**Set problem**:
From the entries below, copy out every line with "ratios" in it.

**Given data**:
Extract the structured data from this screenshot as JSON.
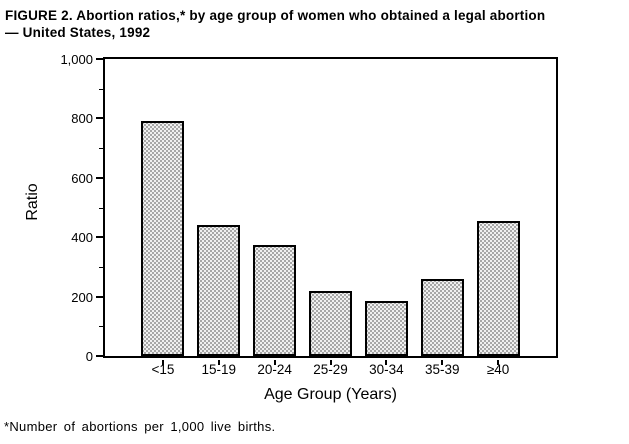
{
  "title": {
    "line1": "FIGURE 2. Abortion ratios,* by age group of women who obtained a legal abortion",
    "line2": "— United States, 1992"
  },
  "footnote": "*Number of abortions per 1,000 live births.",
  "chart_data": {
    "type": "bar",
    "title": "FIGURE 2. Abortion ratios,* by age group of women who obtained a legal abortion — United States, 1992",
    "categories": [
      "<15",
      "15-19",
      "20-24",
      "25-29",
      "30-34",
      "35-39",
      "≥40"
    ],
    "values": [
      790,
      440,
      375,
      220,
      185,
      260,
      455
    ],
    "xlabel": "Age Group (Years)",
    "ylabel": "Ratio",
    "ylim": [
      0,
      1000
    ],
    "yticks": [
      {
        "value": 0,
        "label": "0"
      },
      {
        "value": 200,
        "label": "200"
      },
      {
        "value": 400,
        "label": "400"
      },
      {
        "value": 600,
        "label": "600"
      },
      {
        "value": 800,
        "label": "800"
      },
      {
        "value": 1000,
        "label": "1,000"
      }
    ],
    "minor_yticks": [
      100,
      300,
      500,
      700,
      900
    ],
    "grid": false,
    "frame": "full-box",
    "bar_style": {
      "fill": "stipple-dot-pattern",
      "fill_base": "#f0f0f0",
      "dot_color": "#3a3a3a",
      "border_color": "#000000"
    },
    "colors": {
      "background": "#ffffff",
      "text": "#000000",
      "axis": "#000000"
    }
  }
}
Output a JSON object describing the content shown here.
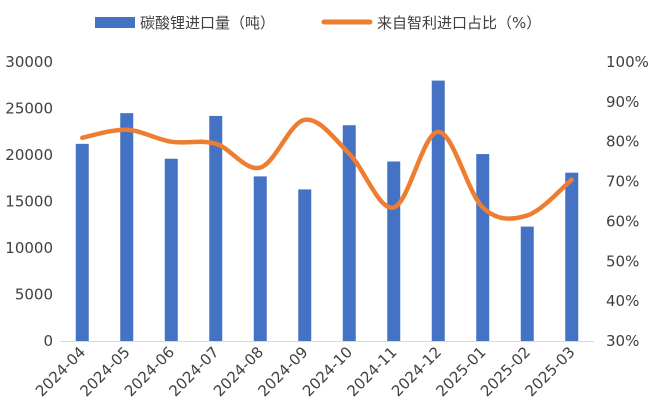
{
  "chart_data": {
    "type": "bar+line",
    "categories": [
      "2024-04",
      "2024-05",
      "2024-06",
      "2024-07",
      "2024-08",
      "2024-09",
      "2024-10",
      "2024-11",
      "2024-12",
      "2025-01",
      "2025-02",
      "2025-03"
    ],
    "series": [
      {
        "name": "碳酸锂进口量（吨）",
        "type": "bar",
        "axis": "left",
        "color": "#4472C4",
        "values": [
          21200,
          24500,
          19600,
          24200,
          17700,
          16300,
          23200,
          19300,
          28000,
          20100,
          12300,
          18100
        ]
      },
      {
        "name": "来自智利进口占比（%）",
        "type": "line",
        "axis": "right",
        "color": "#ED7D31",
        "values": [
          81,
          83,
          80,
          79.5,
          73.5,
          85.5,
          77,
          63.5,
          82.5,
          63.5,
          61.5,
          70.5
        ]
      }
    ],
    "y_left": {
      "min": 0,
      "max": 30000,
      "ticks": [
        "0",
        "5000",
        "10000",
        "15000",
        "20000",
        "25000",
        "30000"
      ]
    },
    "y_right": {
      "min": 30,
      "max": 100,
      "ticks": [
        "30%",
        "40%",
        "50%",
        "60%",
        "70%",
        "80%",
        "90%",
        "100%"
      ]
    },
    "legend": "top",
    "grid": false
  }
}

* * *

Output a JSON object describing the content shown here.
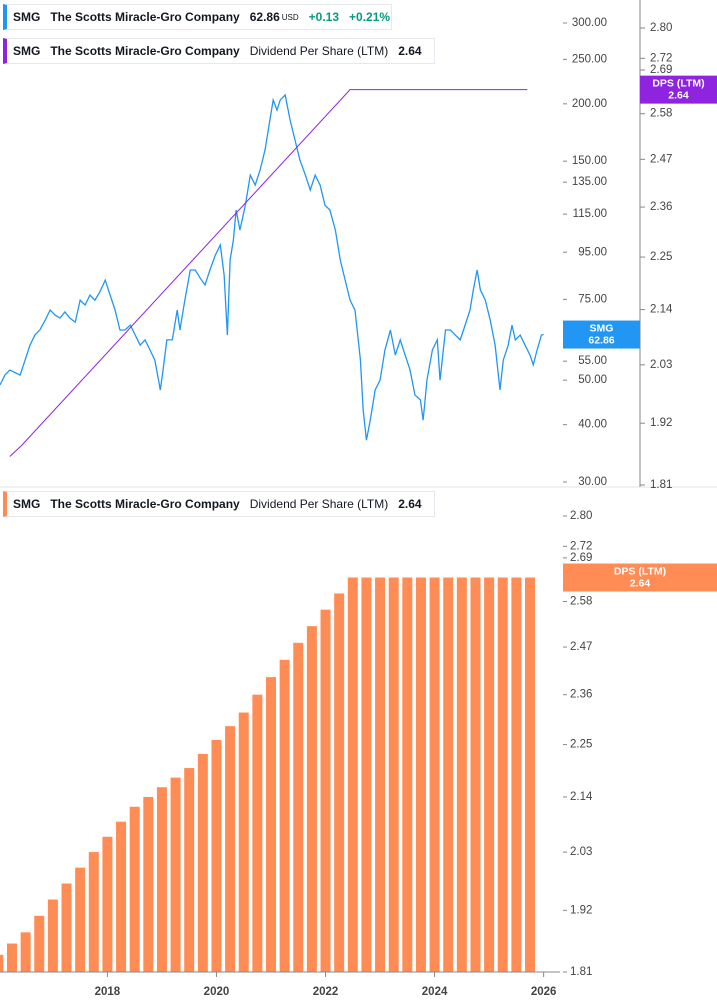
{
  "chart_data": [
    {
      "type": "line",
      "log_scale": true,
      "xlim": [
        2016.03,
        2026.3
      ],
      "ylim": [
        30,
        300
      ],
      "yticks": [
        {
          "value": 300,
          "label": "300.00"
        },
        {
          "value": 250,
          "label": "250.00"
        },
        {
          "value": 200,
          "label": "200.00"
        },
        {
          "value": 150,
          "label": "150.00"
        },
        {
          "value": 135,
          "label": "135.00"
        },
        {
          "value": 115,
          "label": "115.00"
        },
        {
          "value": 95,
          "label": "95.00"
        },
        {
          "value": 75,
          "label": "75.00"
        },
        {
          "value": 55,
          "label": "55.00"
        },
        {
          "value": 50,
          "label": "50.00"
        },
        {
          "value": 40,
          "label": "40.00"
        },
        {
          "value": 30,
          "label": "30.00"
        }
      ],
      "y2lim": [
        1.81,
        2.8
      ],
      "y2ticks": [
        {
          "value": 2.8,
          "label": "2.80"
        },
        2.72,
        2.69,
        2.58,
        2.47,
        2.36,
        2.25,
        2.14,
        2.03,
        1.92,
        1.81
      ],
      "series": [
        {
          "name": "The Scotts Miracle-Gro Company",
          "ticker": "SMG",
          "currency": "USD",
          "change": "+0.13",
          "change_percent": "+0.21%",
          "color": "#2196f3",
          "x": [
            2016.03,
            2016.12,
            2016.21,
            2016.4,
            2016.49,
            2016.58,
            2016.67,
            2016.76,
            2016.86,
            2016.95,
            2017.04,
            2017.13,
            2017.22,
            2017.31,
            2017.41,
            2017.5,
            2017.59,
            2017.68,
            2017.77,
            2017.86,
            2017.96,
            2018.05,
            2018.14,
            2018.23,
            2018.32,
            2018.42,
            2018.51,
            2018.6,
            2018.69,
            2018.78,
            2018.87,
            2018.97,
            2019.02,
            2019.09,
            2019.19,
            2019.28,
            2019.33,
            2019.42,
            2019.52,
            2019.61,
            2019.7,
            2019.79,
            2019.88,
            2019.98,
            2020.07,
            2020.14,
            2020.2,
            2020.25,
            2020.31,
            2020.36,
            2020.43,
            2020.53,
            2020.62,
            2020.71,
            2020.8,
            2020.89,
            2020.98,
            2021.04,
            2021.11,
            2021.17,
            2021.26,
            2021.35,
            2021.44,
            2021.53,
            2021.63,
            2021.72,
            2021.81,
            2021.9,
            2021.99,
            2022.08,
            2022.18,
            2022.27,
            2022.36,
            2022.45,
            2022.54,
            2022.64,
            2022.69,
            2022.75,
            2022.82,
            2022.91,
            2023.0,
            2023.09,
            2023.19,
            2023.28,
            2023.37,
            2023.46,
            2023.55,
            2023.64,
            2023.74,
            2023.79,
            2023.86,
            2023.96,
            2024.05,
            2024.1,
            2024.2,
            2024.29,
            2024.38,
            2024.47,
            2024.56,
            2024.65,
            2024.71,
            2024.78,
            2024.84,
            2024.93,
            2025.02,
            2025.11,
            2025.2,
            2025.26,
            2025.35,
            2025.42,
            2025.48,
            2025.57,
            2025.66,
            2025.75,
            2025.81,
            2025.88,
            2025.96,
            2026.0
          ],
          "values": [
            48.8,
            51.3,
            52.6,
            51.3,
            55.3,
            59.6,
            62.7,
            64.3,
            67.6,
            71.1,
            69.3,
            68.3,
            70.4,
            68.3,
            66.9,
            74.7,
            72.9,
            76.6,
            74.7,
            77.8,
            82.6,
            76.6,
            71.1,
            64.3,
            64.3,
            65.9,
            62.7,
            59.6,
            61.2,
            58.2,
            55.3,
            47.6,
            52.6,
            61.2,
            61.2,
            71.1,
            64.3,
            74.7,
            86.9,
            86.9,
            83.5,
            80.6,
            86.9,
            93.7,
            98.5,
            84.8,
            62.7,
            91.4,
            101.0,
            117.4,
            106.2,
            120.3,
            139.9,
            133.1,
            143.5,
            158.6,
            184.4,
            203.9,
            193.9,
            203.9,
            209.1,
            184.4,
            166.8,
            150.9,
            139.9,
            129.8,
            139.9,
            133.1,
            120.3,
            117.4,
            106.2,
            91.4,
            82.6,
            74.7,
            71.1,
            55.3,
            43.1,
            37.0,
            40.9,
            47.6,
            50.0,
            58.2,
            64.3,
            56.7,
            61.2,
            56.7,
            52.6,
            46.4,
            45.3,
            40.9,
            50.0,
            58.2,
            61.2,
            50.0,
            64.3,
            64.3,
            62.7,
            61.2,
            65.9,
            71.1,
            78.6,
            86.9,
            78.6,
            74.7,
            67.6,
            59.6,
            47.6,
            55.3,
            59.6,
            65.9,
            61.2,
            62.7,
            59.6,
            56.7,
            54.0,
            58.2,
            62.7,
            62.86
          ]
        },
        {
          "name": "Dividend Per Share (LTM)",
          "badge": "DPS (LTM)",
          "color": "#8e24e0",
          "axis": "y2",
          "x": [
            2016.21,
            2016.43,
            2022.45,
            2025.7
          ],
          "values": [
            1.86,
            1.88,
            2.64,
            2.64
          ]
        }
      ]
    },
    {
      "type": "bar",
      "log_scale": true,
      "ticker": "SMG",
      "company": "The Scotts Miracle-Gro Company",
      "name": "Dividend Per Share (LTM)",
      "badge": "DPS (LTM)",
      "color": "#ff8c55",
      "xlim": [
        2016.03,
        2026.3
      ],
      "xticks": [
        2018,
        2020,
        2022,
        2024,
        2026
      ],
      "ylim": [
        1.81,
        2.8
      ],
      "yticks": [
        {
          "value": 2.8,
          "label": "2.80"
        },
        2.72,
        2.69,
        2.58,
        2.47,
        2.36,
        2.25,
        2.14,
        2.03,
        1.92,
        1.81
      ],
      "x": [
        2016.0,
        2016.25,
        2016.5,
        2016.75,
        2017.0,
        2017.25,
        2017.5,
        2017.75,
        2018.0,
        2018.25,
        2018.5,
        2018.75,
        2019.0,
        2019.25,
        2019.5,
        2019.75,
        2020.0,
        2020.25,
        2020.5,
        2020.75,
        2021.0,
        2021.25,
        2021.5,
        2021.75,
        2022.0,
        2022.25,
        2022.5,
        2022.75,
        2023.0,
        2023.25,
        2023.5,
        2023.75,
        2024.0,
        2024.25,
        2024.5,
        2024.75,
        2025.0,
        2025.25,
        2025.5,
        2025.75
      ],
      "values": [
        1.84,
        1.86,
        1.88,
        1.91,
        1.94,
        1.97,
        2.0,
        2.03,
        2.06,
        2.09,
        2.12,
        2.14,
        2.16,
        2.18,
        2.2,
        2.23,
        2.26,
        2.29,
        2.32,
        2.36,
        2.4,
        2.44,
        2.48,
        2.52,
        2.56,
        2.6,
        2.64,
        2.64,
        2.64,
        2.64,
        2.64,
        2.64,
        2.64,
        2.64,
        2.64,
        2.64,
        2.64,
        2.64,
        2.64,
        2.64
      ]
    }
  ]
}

**Complete response**:
    "line1": "FIGURE 2. Abortion ratios,* by age group of women who obtained a legal abortion",
    "title": "FIGURE 2. Abortion ratios,* by age group of women who obtained a legal abortion — United States, 1992",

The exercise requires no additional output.